- **Data rows**:
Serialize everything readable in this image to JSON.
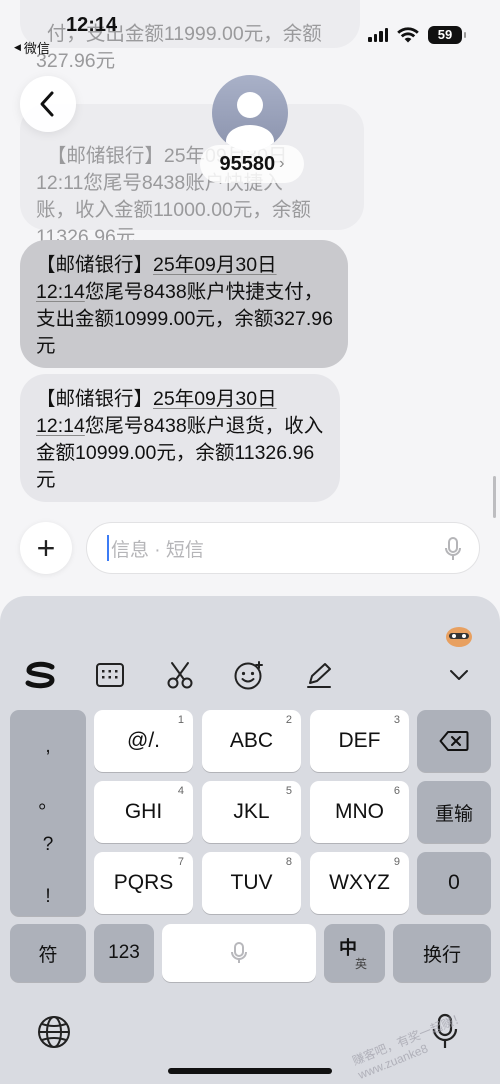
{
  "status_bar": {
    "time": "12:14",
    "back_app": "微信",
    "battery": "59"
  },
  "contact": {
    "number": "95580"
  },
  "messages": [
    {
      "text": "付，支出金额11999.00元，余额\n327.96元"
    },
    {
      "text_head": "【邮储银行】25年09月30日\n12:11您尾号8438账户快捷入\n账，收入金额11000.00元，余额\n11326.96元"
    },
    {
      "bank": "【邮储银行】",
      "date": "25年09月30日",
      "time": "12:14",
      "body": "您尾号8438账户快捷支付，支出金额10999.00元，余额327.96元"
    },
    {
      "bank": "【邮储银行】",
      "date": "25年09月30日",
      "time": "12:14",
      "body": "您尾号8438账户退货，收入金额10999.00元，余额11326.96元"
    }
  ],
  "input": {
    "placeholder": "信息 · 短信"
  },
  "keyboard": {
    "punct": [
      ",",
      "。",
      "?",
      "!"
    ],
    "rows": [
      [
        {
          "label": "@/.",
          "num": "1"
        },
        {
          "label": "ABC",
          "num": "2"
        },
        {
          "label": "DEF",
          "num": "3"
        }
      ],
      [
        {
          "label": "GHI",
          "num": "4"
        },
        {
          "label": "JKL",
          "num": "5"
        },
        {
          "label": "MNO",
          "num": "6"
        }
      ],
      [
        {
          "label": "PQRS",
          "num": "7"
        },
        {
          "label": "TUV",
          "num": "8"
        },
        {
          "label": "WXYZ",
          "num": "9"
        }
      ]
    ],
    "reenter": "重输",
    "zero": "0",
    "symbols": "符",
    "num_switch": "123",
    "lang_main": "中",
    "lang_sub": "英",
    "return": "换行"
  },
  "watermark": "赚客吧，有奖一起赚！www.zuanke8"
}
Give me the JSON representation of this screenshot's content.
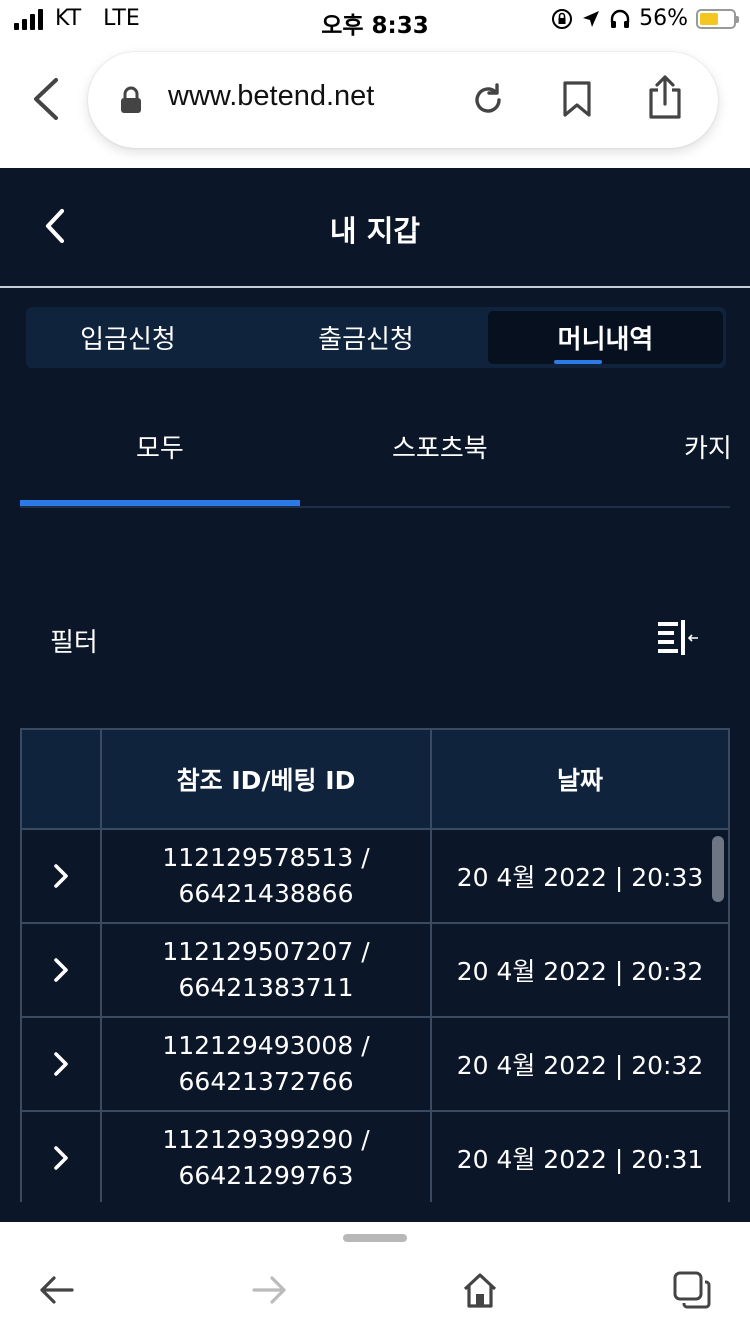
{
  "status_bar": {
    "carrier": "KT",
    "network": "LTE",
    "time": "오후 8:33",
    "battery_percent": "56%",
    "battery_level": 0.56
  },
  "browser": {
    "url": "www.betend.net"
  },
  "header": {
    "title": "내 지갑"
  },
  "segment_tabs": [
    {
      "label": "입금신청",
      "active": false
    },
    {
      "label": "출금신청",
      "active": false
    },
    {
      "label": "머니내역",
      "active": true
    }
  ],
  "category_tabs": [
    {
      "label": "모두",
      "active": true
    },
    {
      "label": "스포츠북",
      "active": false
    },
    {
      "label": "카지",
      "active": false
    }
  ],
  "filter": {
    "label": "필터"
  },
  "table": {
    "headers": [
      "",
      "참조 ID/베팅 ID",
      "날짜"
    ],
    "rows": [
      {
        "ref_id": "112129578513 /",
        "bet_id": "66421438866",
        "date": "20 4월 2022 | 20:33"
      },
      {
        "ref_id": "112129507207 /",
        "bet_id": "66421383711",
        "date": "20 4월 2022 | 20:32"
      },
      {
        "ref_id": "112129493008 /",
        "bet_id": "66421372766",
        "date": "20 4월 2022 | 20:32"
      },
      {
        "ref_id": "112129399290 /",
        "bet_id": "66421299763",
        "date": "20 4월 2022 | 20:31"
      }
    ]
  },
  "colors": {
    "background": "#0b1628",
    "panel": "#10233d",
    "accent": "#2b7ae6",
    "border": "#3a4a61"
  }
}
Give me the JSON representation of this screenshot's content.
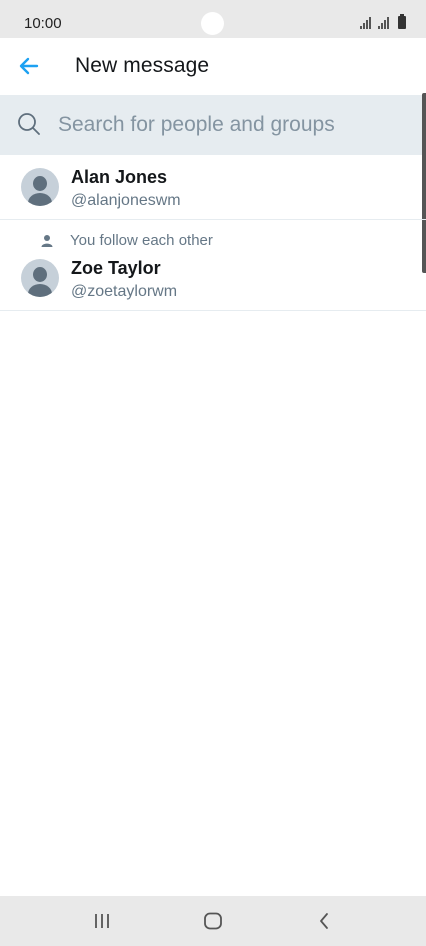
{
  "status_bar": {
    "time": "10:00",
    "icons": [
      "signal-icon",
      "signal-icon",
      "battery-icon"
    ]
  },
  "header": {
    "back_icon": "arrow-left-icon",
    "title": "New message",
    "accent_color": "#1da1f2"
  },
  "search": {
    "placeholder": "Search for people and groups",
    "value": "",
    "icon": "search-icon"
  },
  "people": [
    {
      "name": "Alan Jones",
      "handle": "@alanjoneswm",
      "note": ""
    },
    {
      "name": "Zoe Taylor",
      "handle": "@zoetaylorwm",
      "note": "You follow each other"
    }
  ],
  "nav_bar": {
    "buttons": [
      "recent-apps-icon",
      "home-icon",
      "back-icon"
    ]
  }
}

- **Directions for this task**:
Pull every line containing "body" from the data.

- **Output of the task**:
      "body": "您尾号8438账户快捷支付，支出金额10999.00元，余额327.96元"
      "body": "您尾号8438账户退货，收入金额10999.00元，余额11326.96元"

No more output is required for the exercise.